Problem to solve:
Copy each line of the records that holds the string "JSON".

Rows from a dataset:
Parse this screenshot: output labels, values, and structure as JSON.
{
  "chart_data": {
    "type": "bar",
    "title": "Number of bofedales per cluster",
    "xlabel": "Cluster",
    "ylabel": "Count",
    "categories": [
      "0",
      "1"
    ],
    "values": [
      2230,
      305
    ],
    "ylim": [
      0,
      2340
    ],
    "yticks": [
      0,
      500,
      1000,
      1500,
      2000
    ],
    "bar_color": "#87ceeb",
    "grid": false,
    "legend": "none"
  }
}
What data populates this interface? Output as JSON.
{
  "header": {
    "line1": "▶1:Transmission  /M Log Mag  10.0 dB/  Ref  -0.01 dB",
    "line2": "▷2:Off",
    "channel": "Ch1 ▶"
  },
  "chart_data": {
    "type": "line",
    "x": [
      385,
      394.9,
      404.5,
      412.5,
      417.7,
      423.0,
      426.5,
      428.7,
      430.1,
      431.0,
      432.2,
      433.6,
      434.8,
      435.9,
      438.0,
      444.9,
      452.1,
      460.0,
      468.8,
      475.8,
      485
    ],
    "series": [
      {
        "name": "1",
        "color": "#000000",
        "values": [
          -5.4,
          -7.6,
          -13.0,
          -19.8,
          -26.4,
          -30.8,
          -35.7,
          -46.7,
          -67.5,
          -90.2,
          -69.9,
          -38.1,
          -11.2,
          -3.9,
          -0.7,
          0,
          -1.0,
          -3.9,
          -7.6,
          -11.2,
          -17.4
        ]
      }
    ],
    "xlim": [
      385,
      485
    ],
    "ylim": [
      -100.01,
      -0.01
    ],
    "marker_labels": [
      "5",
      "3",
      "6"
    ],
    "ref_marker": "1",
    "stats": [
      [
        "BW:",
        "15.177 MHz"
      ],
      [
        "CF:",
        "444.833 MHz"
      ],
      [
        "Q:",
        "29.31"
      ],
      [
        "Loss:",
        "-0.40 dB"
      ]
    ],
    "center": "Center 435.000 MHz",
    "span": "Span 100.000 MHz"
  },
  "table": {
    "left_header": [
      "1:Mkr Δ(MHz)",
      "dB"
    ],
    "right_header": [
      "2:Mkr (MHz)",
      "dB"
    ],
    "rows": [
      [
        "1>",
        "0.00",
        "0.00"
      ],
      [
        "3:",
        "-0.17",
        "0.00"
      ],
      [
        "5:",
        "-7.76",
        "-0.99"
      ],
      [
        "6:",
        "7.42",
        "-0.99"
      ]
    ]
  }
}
* * *
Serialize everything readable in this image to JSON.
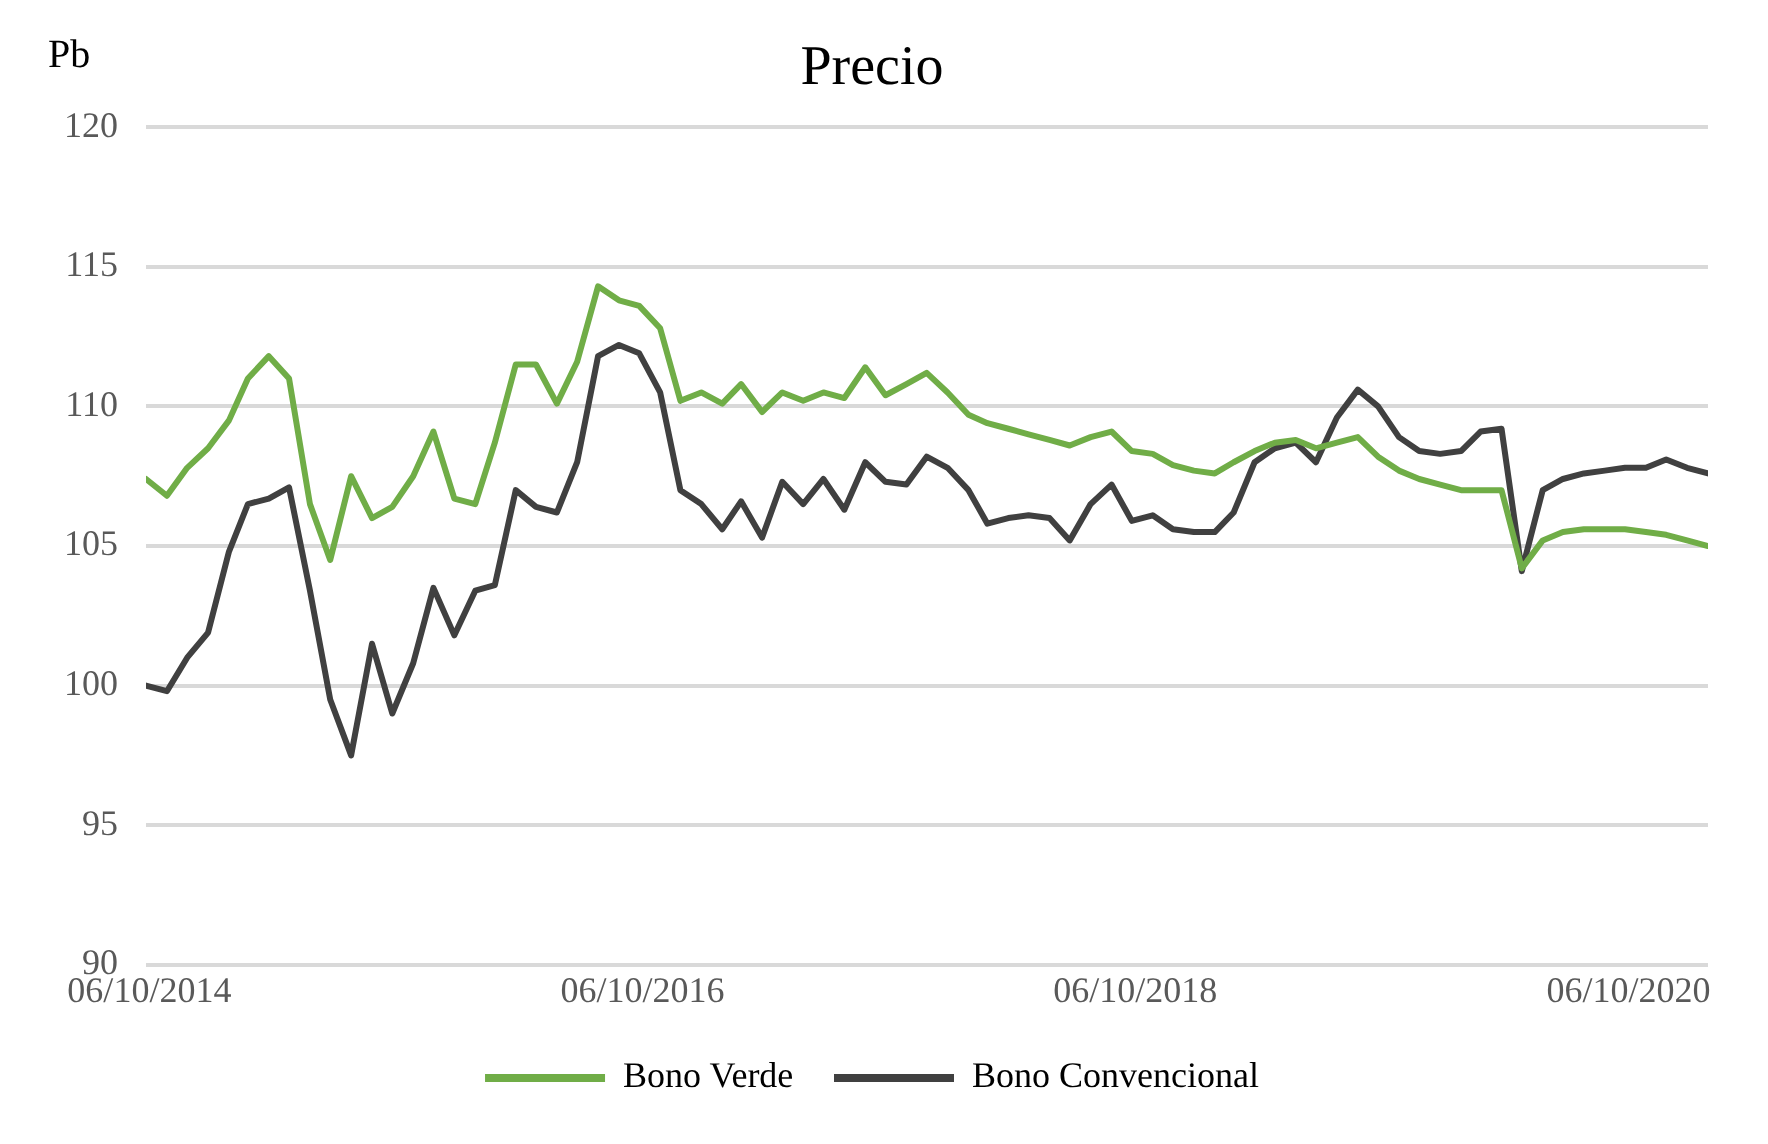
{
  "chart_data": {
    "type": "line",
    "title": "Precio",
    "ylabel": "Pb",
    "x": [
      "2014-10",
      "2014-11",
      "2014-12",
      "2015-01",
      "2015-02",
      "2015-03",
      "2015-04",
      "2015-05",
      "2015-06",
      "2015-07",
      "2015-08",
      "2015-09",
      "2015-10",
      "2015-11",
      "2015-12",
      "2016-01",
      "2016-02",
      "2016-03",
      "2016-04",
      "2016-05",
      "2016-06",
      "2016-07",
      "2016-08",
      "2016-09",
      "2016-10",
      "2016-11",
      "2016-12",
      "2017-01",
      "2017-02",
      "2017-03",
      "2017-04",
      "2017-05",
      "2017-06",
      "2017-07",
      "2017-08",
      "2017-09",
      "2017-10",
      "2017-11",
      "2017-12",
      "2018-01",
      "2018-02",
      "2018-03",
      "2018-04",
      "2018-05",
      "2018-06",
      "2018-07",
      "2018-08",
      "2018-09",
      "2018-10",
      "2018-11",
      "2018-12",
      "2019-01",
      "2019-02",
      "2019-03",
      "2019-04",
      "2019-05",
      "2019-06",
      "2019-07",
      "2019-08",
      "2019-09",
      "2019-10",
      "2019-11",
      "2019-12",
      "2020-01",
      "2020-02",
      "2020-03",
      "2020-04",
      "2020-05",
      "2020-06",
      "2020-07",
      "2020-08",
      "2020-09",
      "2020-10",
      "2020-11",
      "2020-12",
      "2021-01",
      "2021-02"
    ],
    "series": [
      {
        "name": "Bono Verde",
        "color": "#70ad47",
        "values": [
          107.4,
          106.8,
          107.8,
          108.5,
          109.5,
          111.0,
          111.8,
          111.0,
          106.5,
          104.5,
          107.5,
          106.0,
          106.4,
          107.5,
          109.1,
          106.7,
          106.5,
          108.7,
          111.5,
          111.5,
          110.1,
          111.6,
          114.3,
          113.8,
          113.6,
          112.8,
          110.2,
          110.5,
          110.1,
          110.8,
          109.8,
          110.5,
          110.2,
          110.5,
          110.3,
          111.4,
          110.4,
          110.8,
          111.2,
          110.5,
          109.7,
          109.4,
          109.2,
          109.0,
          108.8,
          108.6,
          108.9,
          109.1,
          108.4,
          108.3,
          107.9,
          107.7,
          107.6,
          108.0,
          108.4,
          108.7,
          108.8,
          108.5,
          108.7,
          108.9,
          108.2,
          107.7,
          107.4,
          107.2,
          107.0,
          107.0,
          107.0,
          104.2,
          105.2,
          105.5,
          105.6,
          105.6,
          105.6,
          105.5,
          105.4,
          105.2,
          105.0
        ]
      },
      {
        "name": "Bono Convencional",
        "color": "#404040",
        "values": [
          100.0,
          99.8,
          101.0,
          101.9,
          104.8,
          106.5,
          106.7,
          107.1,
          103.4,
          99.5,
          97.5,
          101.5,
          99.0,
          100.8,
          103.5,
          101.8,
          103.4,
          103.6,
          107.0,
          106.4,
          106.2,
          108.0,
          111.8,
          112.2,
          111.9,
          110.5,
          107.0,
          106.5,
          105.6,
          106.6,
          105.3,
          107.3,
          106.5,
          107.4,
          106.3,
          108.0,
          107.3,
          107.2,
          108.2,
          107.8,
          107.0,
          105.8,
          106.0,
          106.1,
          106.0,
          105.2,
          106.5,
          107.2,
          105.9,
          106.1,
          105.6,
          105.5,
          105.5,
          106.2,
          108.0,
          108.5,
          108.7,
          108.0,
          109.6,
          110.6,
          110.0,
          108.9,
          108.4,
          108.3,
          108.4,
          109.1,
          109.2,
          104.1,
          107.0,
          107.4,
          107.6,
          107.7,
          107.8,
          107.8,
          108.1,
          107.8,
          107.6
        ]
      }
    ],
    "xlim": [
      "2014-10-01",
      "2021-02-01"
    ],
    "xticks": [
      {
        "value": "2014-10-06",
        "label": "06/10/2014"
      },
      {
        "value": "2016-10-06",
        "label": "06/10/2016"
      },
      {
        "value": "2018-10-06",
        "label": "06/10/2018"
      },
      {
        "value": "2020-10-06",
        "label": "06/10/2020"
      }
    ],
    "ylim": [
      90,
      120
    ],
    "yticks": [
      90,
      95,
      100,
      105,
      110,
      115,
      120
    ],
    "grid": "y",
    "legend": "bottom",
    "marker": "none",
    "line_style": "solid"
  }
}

Task output:
Parse this screenshot: output labels, values, and structure as JSON.
What data populates this interface? Output as JSON.
Serialize everything readable in this image to JSON.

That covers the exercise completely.